Copy each line that contains the word "Critical".

** Start of RECORDS FOR THE TASK **

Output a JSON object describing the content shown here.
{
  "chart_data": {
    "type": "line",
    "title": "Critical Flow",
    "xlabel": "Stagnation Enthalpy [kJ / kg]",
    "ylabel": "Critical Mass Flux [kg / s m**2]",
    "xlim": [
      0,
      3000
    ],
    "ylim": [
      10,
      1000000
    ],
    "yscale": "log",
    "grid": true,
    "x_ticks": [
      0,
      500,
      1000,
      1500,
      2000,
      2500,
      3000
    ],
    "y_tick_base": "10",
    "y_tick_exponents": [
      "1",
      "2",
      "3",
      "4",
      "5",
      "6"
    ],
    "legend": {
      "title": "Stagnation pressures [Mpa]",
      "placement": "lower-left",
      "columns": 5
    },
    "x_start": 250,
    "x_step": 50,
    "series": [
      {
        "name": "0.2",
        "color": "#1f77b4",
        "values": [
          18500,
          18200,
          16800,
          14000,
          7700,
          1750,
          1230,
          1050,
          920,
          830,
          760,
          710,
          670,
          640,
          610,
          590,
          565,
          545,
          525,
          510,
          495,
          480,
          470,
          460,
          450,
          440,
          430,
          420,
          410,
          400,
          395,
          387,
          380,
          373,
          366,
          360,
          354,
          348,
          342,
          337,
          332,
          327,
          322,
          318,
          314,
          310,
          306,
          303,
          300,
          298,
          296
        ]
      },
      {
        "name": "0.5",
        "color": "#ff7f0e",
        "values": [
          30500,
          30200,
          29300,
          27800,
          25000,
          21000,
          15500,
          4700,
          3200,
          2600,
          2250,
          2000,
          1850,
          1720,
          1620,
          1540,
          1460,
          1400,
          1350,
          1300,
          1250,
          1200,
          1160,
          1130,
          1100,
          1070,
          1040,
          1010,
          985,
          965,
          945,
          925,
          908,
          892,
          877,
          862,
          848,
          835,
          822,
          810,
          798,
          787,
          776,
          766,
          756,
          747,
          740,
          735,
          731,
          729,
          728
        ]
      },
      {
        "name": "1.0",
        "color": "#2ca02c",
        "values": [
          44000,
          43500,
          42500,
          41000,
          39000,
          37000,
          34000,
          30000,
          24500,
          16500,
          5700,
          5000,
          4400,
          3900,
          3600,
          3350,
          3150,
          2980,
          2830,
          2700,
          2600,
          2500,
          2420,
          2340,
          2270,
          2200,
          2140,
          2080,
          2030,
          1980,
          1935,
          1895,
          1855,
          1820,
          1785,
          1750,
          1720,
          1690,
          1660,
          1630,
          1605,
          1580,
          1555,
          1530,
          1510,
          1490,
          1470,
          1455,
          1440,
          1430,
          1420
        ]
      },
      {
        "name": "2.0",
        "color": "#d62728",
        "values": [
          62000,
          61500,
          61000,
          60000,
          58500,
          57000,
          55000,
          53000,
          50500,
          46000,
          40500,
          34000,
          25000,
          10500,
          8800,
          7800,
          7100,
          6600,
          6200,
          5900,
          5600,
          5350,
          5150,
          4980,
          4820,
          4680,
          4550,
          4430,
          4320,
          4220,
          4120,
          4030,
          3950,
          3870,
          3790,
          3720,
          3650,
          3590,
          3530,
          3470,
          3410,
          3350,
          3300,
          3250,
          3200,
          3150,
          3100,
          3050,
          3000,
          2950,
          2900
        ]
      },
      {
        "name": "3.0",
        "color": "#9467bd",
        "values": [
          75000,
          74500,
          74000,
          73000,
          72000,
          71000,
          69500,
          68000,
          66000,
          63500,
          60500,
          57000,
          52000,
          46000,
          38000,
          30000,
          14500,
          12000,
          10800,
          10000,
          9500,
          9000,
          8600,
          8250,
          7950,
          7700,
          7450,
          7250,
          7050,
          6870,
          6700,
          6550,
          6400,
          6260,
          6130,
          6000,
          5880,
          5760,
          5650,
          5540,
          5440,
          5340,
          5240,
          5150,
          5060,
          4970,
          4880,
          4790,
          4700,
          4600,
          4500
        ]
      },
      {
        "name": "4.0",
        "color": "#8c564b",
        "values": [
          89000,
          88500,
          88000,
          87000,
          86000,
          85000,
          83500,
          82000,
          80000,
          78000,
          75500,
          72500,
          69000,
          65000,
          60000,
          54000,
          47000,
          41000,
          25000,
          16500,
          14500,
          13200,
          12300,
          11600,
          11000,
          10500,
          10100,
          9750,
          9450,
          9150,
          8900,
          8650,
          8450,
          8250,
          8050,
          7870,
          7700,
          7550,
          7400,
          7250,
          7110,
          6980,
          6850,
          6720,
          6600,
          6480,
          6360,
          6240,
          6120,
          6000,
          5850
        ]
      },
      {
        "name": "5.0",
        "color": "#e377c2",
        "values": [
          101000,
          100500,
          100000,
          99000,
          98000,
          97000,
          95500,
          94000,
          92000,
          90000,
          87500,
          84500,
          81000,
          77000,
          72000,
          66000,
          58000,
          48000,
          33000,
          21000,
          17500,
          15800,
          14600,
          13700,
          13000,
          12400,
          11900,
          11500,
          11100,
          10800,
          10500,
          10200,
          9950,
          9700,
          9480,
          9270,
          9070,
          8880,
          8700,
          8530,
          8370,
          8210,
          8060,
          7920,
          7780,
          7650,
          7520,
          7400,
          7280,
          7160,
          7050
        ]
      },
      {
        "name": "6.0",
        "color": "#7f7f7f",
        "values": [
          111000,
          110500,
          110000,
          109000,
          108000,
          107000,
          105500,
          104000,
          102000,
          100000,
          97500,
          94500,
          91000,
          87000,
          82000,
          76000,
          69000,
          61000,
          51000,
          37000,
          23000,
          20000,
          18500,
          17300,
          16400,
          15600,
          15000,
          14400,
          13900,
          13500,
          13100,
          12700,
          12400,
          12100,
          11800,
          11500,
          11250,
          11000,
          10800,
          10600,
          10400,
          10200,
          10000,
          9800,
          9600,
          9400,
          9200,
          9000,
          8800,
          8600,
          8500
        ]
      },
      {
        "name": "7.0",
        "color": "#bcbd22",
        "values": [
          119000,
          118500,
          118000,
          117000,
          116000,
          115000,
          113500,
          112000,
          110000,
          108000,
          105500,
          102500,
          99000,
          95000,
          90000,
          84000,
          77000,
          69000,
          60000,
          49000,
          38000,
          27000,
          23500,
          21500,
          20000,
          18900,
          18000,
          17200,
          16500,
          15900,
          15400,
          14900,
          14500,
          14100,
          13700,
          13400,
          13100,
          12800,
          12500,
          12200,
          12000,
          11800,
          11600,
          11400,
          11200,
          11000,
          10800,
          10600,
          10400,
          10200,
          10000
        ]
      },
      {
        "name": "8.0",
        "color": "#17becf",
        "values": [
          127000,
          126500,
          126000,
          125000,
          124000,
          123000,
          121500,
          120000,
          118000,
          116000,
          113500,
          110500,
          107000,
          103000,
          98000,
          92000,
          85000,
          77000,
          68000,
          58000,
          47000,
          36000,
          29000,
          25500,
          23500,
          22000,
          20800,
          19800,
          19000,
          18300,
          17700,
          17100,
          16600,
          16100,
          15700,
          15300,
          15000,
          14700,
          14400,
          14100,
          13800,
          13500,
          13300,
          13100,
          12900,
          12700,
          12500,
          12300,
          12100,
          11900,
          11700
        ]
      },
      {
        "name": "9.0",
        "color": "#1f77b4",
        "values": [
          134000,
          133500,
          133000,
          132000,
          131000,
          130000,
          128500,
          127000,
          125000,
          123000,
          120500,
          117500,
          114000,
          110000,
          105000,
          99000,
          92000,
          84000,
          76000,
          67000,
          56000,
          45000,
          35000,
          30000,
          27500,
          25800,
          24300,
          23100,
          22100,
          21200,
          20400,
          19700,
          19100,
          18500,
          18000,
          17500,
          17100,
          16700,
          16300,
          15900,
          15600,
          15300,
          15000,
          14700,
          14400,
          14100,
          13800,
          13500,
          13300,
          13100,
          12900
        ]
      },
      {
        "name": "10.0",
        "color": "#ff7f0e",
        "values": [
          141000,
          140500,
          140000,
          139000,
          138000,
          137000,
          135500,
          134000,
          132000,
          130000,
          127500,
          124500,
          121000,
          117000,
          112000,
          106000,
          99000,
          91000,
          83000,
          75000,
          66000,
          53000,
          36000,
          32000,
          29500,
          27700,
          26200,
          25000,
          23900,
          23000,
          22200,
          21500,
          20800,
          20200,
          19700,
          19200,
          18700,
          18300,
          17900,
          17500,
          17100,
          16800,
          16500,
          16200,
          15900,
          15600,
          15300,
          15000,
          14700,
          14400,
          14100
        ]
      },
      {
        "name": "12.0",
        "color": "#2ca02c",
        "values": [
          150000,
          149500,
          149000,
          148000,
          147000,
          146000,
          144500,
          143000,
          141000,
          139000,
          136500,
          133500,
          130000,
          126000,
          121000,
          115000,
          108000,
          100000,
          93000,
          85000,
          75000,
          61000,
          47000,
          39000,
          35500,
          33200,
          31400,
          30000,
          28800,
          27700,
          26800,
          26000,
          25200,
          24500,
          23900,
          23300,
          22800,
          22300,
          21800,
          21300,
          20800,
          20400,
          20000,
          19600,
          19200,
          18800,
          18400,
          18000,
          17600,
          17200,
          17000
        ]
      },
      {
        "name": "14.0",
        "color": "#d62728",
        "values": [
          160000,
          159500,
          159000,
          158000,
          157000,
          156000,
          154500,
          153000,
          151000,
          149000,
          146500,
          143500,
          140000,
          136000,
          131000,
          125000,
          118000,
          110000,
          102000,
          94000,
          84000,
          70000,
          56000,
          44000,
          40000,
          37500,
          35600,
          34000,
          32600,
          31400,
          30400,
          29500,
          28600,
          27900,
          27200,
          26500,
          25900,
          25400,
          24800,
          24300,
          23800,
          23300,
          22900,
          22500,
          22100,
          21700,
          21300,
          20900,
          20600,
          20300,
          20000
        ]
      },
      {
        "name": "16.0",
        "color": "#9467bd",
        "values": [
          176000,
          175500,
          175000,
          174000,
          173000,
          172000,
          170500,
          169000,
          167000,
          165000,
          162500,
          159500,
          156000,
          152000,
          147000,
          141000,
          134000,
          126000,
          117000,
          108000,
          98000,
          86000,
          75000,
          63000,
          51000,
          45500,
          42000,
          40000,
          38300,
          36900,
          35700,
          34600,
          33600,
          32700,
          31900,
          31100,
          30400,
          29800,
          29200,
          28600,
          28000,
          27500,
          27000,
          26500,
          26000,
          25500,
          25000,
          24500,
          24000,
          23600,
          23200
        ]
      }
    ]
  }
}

** End of RECORDS FOR THE TASK **

#### FINAL RESULT
    "title": "Critical Flow",
    "ylabel": "Critical Mass Flux [kg / s m**2]",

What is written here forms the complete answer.